AIM OF THE EXERCISE ::
Can you carry the passage below on turning despair toward creation forward from its final sentence?

SELECTED EXCERPT ::
•••

But we do not have to die of existential despair. There are people who have been teaching about this, writing about this, living it, for a long time now, there are technologies we can use to turn our energies to the work of surviving together in some kind of world worth living for.
bell hooks, RIP, was one of those teachers. There are many others. I can add some tricks myself to this bag of miracles, and you probably can too. The time to teach and learn how to do this is now, and the people who need to do it is all of us, yes, even me, even you, feeling like we're barely holding on, can't possibly take a breath and make a change, move something different in the world.
We can. We have. We will.
***
Last week I was reading Pleasure Activism, by Adrienne Marie Brown. She made a reference in the book to a bell hooks essay I hadn't read before, or had read and forgotten "Love as the Practice of Freedom" , which I then found online and printed out and read. In the essay bell hooks quotes from Joanna Macy's book World as Lover, World as Self, and the words she quotes are these: "The energy expended in pushing down despair is diverted from more creative uses, depleting the resilience and imagination needed for fresh visions and strategies." I read them and I thought yes, this is it exactly.
The goal is not to push the despair away, it's to turn the energy of our pain, our despair at so much destruction, to turn it so it flows toward creation, so as we grieve we are also joyfully celebrating whatever new world we are bringing into being, us, together, backs against the wall, allowing ourselves to take those breaths and feel that grief and love one another and make something new.

•••

Document layout analysis data ::
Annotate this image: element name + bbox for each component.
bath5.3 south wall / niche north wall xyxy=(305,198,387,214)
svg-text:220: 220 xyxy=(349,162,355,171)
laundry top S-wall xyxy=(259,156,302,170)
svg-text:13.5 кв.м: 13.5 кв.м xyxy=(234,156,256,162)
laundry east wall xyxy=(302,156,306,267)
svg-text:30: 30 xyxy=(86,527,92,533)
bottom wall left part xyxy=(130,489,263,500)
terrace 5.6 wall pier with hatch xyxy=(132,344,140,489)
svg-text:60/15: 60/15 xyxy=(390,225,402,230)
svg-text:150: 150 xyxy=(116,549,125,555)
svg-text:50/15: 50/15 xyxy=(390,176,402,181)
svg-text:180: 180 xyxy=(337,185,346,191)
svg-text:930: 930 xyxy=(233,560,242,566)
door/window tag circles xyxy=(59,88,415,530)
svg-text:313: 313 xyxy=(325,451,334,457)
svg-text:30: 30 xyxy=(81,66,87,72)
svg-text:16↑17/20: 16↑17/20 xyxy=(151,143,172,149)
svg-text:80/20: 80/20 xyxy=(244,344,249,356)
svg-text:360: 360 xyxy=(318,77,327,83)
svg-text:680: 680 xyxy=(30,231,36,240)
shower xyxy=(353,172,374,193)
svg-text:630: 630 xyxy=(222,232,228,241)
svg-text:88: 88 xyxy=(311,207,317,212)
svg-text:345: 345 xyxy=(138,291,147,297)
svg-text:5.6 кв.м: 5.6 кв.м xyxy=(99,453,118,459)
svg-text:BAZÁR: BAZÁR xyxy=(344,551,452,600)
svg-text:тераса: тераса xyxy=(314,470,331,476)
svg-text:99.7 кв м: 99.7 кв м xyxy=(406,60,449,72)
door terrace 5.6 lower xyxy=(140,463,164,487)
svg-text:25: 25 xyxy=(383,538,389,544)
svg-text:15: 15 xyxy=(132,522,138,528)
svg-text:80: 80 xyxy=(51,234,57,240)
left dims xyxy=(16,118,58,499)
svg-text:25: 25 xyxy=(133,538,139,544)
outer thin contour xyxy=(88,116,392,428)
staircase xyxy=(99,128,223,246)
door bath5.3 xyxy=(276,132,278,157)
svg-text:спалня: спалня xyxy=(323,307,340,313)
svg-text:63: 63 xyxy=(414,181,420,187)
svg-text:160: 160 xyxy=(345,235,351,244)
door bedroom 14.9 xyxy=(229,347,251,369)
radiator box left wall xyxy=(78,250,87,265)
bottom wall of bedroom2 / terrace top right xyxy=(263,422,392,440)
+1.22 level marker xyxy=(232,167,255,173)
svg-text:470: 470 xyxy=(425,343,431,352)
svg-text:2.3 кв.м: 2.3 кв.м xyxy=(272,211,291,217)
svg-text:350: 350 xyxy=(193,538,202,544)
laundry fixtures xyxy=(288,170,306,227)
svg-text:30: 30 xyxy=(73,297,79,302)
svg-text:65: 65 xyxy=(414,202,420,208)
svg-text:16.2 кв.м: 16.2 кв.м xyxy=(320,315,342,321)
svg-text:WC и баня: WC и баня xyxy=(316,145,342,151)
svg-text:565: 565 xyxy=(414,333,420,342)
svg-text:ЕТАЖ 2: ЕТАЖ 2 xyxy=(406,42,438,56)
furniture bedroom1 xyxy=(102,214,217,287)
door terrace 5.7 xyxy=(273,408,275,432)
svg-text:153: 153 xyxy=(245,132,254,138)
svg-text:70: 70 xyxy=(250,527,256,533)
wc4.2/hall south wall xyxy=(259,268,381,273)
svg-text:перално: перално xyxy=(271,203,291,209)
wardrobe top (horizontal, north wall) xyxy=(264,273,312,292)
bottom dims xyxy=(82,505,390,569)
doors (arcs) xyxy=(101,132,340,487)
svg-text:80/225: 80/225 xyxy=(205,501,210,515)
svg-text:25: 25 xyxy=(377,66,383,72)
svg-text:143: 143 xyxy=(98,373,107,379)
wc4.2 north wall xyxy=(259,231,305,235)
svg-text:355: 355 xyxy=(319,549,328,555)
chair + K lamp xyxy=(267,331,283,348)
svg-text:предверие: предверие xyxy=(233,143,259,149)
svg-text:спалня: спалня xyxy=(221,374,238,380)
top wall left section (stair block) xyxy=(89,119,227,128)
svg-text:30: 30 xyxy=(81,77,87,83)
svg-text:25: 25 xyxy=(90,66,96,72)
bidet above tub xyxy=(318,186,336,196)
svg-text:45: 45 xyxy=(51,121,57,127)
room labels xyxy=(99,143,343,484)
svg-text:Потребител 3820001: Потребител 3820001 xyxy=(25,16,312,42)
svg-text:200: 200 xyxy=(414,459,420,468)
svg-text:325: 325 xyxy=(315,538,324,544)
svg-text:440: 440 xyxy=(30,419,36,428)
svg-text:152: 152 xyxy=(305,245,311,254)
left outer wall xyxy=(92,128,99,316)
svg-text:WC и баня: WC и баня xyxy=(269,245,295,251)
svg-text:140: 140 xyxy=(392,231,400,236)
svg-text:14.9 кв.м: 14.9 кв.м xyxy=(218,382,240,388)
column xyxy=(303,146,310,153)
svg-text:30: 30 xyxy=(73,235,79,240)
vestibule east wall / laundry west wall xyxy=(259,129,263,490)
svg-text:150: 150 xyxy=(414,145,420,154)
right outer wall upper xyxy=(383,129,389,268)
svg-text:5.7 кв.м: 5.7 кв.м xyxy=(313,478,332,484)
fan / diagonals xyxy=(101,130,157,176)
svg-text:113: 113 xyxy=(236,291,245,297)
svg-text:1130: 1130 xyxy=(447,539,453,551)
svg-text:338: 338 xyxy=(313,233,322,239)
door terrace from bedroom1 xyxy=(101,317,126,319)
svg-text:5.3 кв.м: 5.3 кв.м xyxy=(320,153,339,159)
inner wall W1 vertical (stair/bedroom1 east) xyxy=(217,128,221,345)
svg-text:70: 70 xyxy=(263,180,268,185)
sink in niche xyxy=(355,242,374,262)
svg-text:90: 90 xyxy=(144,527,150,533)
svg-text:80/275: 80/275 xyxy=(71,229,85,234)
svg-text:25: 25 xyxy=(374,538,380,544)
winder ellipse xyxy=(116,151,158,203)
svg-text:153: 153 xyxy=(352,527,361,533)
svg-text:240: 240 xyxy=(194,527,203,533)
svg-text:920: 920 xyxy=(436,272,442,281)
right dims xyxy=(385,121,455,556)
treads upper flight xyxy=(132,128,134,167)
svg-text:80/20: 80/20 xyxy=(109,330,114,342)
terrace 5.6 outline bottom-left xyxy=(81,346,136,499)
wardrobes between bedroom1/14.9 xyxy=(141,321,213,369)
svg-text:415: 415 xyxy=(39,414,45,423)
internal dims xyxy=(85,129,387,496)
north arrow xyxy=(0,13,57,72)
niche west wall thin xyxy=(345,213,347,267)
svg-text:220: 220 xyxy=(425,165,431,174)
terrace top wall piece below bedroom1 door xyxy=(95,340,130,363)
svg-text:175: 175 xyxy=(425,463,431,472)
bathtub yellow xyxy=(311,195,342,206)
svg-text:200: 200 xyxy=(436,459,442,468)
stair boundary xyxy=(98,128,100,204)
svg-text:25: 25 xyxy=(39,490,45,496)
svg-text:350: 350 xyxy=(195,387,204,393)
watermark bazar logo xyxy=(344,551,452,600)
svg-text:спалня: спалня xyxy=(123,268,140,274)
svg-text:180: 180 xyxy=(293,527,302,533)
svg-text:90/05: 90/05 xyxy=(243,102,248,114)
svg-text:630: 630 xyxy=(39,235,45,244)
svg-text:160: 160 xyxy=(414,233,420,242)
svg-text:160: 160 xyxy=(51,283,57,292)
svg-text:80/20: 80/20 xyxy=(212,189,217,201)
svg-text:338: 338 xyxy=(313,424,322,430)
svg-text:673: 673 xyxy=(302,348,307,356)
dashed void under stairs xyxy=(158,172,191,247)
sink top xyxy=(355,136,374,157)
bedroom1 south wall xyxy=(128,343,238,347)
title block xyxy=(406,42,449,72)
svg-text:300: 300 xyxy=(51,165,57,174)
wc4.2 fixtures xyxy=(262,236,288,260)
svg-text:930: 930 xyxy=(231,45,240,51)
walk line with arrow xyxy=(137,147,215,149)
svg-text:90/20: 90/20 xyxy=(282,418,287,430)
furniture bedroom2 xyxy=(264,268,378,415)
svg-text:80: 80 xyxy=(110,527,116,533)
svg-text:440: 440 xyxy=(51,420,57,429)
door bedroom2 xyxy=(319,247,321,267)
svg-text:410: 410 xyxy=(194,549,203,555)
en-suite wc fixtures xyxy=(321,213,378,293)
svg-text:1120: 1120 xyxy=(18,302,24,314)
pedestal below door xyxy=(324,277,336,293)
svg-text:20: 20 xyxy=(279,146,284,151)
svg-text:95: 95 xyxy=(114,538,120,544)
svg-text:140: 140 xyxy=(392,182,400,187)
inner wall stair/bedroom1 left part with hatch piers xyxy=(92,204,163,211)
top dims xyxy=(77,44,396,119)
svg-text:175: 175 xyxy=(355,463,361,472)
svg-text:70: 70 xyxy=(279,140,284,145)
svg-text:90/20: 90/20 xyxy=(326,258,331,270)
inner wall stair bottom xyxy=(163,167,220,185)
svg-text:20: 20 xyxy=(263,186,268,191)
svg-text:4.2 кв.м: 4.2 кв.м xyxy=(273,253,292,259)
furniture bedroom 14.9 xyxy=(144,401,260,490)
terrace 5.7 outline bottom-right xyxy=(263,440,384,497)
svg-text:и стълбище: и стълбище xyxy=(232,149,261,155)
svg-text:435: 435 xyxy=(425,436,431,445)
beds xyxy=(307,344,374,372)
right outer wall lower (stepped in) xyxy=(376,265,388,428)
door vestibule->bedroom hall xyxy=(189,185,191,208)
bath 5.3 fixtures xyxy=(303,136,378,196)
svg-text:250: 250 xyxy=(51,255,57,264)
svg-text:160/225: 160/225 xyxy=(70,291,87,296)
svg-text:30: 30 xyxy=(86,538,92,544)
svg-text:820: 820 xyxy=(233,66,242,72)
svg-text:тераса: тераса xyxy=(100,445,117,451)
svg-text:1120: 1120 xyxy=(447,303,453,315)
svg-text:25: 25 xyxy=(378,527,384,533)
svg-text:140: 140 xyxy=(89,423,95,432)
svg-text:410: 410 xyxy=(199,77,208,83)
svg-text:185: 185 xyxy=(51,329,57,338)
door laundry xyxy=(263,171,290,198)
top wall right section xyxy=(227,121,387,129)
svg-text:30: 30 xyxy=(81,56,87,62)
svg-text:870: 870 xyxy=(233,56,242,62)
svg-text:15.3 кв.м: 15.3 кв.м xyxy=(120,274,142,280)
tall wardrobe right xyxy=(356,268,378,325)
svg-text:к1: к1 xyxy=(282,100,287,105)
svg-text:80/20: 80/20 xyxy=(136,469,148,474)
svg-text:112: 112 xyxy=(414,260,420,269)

•••

EXERCISE ANSWER ::
That, friends, is the thing I think I'm here to do, and it's why I write these newsletters and it's the sales pitch of the book that I want to make out of the words that I've been writing about this -- a handbook for the panicked, overwhelmed, delusional, hysterical, the exhausted, the hypochondriacal, the suicidal, the self-hating -- a handbook for our most hopeless selves on how to make hope real in the world, for us all.
Because if the most congenitally hopeless of us can do it, well, then so can we all.
***
Thanks for attending my sermon. I am serious about the book, by the way. It is the thing that I have been talking about for months now, for years, that I couldn't quite explain. If you think this sounds like something you might read or you know an editor or an agent or you want to help me write the book proposal let me know.
At the same time, I am self-conscious about the idea that I might have something important to add to this conversation when so many people are all doing this work and have been teaching these things for such a long while now, much better than me. Like, am I saying I have stuff to say that is important in the way the things bell hooks said were important?
But then I remembered a thing that bell hooks herself wrote, and I am consoled: "Indeed, no woman writer can write ‘too much’ … No woman has ever written enough.”
There is room in the world for every word I have to write that helps to turn despair. I might not believe it in my head but I do believe in my heart that words I write reach people other words didn't reach in ways that other people couldn't have done. All of this matters. Every damn sparrow. Each tired woman laying her head down to rest, taking a breath. We matter.
Let me put a tiny spark of hope in your heart today and then take a very long breath in. I have some words on how we can blow on that spark and make it a flame, and I expect they will come, but right now I need to lay my head down and rest.